◆ OBJECTIVE:
Among the entries, which lines carry the string "value"? Copy each of them.

◆ RECORDS:

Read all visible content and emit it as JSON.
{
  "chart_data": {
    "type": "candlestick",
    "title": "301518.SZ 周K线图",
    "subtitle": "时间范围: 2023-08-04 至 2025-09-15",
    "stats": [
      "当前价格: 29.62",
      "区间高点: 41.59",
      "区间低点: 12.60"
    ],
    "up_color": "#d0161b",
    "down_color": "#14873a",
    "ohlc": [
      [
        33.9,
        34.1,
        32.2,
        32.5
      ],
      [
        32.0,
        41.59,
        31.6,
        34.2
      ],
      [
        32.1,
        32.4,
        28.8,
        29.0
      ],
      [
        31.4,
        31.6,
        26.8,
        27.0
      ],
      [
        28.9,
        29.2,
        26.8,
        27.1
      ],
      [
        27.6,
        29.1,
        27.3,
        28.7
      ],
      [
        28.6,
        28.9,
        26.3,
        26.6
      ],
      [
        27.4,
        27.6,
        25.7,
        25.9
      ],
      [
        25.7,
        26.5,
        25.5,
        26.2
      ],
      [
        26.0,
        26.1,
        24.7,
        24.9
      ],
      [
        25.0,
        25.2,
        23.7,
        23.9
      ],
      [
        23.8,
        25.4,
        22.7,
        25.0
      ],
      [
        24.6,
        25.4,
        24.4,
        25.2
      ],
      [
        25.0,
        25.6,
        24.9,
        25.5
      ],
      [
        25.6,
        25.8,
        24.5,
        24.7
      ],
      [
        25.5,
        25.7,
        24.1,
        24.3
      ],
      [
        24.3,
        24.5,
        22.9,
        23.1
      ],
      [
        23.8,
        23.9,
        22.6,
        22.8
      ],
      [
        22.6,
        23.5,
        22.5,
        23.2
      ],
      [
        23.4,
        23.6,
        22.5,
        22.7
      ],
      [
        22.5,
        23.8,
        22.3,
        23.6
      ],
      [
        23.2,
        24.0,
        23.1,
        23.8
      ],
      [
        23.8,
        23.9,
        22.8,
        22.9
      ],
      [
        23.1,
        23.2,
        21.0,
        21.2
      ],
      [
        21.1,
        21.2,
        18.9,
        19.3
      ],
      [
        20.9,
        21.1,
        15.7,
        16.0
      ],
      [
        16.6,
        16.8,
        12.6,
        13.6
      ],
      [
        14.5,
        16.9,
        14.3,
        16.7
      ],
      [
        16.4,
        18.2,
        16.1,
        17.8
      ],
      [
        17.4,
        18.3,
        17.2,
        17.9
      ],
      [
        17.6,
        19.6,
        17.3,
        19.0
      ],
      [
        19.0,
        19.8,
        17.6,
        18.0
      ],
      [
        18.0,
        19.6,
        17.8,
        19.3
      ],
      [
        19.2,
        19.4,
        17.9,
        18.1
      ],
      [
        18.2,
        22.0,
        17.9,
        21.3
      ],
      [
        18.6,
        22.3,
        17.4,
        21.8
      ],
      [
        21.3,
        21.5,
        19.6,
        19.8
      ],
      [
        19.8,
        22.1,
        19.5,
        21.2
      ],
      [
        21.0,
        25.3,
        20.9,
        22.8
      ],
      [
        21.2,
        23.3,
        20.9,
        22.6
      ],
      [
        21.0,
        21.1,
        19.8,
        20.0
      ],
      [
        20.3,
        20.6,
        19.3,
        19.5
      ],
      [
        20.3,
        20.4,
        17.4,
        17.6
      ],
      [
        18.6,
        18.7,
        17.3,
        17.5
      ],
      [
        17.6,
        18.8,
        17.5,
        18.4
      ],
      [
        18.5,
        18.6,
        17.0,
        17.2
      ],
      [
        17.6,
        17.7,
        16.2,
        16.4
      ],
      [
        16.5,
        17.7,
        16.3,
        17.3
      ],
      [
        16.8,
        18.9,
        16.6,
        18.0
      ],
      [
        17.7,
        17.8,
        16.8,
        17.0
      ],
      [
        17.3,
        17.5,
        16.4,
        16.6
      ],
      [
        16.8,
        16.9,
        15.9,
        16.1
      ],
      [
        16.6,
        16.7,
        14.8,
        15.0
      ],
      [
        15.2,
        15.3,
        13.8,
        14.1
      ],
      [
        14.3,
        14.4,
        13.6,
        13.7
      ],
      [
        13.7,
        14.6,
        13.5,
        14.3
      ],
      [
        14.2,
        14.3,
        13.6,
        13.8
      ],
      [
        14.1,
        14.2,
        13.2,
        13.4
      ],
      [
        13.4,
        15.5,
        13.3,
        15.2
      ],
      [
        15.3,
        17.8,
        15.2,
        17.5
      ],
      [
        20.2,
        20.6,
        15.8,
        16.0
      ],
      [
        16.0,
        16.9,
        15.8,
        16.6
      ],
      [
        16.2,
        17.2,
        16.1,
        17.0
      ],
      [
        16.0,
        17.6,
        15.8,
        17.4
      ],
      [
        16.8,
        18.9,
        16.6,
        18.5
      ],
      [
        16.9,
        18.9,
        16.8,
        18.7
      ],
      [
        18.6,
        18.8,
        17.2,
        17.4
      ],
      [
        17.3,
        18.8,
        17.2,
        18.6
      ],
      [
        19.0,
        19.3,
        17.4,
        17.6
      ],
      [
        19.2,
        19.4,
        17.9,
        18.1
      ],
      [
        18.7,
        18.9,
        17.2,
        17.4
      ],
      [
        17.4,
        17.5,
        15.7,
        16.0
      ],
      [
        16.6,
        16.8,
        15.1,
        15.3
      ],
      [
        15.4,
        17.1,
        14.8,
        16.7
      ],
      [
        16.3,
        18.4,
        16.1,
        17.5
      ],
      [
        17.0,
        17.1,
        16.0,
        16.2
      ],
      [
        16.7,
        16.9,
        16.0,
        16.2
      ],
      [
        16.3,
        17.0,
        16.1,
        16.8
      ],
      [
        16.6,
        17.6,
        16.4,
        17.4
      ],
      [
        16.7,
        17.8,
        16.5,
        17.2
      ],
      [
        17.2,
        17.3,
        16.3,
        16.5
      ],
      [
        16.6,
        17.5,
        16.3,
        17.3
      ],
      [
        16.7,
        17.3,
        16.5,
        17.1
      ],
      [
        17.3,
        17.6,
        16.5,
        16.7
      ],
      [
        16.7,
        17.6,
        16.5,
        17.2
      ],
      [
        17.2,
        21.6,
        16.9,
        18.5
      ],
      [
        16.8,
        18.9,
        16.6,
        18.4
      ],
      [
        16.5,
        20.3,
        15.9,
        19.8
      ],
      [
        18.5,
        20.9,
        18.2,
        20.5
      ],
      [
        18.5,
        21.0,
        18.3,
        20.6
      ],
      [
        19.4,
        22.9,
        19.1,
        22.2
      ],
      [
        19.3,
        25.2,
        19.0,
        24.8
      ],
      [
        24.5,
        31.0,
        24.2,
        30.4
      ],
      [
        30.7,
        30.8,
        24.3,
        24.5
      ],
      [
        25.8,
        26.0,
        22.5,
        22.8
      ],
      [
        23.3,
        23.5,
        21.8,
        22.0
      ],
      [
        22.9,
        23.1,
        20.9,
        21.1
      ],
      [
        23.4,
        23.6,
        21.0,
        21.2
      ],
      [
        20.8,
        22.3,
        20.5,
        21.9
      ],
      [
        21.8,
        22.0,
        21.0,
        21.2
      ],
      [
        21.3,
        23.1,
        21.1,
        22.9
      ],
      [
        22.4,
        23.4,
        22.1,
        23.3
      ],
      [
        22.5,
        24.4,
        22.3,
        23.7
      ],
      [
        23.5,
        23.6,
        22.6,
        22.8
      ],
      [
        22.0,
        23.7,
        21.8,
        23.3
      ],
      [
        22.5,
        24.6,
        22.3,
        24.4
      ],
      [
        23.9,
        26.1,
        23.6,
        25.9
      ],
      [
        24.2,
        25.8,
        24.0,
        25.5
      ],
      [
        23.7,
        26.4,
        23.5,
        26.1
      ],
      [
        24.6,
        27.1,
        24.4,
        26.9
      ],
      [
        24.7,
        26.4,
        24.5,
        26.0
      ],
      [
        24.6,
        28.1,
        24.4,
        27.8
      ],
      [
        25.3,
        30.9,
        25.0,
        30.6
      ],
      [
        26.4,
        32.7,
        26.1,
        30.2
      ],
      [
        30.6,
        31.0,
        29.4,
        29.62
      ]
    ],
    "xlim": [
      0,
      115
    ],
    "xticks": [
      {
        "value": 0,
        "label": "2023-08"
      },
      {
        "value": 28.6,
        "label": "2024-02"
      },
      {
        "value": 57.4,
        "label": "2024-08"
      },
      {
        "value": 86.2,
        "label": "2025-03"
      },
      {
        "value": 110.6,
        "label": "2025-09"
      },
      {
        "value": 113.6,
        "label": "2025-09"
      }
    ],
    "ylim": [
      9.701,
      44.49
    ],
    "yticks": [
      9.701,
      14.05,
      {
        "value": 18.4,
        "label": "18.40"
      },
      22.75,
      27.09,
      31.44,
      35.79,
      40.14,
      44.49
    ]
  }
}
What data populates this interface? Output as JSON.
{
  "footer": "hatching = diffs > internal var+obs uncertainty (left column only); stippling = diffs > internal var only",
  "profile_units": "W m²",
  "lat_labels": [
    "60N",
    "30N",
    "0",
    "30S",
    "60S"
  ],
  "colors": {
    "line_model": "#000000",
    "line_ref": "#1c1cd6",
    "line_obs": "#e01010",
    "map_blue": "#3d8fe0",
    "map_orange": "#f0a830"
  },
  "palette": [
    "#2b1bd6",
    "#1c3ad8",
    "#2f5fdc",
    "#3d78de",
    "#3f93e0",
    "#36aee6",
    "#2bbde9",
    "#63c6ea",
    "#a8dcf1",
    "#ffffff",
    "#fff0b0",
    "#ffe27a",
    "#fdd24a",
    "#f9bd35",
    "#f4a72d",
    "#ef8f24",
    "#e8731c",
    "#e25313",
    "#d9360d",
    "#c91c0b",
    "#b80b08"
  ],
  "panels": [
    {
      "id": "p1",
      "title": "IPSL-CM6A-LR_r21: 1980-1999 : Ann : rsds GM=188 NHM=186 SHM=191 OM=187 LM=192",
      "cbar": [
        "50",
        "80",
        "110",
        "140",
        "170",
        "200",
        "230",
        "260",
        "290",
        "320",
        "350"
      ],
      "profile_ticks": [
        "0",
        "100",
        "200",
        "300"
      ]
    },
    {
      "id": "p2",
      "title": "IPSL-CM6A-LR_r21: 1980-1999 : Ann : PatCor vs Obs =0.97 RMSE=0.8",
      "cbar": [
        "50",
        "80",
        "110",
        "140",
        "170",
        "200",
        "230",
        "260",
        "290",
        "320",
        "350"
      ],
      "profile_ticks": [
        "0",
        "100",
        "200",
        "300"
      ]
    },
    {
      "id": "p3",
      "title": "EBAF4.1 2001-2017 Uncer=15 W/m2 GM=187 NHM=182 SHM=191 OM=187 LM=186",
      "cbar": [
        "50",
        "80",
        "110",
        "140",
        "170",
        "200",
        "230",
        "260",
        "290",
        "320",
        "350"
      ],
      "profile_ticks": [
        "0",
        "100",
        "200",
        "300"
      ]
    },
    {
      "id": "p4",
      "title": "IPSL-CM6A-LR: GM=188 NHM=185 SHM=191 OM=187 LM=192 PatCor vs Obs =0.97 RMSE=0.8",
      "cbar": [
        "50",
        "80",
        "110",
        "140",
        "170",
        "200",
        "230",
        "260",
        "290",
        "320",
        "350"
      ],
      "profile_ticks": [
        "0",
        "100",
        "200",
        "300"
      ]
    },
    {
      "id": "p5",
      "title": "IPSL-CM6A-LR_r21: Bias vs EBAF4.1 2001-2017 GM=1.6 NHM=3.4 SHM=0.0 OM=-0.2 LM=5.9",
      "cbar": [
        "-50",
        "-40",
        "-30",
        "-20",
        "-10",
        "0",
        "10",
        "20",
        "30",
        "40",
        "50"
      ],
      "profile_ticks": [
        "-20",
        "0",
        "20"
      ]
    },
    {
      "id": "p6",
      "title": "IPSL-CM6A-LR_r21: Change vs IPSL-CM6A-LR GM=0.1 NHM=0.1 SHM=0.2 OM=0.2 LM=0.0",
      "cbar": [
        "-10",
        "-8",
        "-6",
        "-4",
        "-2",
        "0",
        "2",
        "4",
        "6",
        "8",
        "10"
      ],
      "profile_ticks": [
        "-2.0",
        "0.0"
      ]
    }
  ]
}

◆ CORRECT RESPONSE:
        "value": 0,
        "value": 28.6,
        "value": 57.4,
        "value": 86.2,
        "value": 110.6,
        "value": 113.6,
        "value": 18.4,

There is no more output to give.